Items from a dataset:
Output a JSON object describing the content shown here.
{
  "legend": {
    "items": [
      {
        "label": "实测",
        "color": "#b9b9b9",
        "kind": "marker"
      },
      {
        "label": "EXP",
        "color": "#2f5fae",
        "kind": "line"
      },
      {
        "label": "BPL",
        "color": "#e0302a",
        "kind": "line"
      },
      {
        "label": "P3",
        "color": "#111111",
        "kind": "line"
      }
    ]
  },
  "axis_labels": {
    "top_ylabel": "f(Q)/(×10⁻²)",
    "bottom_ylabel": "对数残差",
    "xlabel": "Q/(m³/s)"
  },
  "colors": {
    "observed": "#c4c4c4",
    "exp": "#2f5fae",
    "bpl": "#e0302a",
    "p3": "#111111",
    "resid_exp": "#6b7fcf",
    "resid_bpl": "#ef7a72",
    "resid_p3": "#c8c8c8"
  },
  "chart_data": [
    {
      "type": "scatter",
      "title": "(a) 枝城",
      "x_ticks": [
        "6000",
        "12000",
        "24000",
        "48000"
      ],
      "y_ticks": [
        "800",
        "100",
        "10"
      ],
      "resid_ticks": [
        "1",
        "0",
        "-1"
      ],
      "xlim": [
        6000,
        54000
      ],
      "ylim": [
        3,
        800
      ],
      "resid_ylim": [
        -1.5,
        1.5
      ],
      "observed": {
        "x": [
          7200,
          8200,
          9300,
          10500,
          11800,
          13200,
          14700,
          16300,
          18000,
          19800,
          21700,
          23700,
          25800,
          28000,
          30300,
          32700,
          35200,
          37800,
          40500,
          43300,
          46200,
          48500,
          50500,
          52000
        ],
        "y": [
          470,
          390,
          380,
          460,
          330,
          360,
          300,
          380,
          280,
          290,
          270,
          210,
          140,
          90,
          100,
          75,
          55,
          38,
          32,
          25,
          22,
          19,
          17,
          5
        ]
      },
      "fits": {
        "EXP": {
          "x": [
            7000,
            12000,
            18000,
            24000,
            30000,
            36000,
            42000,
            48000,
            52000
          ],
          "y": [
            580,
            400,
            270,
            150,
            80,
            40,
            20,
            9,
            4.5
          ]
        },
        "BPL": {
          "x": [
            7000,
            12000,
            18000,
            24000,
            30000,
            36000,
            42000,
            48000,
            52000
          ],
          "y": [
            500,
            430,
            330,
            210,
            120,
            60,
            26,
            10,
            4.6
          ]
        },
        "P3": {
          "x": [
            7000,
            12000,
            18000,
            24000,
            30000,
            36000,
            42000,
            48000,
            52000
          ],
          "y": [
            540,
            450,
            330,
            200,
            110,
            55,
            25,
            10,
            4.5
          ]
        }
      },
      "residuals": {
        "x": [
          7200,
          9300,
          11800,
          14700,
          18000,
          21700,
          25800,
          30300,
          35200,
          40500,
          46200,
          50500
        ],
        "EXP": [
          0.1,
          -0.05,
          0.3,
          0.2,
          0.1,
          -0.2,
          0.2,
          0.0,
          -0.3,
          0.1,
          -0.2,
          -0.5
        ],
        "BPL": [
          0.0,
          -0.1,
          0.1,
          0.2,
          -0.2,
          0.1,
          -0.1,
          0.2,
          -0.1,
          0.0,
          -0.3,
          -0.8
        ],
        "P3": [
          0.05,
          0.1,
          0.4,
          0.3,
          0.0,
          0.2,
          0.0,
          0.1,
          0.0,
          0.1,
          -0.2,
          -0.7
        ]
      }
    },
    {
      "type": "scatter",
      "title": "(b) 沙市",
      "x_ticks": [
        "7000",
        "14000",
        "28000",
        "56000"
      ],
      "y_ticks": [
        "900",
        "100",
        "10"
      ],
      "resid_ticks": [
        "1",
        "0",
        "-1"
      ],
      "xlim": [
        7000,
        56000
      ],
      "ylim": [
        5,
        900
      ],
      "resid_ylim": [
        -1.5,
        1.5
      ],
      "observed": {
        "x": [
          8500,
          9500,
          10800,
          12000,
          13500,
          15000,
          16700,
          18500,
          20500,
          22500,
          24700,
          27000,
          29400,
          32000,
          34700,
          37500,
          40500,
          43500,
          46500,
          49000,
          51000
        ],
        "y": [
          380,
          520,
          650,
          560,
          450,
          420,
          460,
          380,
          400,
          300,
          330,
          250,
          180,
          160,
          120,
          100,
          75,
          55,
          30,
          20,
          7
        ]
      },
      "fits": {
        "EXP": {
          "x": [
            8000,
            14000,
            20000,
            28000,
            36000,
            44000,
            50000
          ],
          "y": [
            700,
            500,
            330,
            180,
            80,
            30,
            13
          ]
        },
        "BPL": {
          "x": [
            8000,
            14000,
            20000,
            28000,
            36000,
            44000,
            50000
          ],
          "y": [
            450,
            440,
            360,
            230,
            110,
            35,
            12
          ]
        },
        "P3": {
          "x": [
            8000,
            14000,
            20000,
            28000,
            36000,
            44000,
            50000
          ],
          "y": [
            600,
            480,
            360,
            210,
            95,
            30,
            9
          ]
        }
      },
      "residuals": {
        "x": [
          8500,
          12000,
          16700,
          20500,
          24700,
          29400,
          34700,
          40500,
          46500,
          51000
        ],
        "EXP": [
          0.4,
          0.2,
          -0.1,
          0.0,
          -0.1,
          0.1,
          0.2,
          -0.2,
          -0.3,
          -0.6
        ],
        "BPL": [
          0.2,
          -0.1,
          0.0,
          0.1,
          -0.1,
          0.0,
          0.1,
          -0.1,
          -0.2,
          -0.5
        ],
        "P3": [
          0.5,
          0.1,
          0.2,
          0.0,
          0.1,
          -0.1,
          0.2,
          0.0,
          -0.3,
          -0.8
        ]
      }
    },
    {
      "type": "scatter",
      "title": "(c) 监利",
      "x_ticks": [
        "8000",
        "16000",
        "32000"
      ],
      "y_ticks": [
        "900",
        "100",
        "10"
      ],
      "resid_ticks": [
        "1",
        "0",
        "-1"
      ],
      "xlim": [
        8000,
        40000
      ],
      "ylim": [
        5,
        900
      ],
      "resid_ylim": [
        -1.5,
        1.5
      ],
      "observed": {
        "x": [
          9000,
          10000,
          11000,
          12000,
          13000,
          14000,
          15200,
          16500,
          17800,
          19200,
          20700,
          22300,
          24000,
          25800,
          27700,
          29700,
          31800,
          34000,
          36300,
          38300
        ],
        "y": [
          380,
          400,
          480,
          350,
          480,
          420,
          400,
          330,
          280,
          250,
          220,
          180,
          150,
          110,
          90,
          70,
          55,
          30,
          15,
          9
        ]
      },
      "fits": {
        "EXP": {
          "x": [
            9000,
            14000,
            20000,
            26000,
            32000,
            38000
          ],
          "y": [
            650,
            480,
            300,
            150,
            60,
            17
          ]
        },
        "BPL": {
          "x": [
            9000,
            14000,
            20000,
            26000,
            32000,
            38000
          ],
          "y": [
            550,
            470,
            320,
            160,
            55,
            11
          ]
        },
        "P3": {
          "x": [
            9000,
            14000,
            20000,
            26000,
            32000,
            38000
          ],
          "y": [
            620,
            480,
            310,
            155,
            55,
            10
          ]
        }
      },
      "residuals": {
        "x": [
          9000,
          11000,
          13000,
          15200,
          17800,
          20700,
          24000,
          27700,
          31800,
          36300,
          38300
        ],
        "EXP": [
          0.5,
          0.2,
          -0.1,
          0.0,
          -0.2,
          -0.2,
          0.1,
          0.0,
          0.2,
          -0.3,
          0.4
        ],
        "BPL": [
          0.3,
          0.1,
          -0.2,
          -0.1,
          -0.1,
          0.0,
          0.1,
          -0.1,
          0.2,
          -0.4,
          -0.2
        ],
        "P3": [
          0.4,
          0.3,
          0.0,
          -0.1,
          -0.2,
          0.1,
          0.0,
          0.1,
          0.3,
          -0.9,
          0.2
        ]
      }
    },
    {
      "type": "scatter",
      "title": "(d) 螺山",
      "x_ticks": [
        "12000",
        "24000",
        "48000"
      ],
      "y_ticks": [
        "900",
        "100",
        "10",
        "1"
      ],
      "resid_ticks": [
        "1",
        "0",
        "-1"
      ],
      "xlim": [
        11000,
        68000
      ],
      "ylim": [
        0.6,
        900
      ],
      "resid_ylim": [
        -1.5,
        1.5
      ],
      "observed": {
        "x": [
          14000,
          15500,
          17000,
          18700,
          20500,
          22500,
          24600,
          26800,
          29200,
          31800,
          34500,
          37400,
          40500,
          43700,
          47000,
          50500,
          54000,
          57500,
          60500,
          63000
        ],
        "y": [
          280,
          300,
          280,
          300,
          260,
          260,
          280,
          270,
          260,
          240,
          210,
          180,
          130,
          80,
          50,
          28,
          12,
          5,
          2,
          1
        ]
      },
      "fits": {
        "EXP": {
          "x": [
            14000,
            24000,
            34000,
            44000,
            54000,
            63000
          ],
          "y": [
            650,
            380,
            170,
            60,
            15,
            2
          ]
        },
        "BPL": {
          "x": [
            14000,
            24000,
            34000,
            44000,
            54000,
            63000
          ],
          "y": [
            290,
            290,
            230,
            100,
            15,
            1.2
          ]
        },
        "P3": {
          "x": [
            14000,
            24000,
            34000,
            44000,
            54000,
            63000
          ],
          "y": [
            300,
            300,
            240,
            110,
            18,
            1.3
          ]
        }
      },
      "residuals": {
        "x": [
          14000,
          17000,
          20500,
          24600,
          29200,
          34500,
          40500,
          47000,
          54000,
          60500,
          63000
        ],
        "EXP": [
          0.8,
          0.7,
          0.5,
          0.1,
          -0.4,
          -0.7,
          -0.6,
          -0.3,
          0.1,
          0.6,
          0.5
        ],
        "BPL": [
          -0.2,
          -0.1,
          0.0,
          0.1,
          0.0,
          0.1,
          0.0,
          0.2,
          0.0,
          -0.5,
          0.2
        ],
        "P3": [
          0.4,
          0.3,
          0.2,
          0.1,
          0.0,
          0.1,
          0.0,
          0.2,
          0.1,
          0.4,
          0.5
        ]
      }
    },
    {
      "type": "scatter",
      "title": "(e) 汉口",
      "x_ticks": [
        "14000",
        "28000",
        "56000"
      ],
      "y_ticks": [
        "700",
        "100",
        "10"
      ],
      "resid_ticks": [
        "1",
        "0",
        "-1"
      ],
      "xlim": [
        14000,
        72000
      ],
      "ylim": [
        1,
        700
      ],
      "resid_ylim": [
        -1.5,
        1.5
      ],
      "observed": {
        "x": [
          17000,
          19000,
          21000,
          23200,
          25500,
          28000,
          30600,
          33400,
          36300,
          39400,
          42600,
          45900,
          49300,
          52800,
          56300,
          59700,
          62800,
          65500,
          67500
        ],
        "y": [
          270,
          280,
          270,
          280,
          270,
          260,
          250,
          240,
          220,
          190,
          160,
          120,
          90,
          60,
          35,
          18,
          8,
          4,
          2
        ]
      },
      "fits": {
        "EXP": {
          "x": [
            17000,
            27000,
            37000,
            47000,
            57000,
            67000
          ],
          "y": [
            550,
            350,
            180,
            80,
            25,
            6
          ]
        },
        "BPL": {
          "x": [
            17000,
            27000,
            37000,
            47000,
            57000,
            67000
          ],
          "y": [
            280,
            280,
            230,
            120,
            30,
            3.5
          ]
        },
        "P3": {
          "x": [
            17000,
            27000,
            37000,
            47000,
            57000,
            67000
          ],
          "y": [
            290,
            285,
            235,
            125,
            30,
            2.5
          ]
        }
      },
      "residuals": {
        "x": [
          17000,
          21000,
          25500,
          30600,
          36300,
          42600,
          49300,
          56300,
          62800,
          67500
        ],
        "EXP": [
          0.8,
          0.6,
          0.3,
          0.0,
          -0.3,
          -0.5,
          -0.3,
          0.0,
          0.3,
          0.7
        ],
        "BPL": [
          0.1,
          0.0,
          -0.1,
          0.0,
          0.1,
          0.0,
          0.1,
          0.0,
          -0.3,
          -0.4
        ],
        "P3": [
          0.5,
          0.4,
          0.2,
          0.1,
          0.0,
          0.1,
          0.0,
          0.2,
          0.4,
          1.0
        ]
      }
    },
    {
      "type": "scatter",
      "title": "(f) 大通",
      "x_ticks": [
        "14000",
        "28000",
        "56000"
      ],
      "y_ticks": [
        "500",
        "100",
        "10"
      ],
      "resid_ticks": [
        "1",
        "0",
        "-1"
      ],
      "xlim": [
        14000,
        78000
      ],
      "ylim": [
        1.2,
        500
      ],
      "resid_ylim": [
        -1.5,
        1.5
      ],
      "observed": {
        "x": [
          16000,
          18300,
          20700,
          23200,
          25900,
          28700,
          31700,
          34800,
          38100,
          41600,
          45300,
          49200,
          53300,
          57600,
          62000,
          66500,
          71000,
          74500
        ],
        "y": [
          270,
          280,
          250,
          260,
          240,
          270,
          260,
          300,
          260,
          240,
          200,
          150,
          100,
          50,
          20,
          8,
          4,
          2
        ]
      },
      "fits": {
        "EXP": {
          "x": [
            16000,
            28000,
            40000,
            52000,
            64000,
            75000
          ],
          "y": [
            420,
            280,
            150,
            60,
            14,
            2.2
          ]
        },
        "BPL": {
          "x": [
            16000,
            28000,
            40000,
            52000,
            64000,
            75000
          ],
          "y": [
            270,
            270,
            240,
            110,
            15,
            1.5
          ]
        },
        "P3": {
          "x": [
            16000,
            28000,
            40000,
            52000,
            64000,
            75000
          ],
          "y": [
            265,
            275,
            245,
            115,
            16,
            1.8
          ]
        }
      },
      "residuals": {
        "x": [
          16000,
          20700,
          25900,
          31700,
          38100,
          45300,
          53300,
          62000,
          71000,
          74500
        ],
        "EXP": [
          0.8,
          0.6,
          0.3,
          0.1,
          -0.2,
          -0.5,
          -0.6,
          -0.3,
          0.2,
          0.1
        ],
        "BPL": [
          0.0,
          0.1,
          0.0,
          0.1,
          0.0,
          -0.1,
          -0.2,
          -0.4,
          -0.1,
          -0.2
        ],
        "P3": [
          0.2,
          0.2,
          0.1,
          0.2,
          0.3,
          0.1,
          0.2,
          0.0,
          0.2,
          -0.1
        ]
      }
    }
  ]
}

Goal of the exercise:
From the data above, count the lines where "title" occurs and give that figure and nothing else.

Final result:
6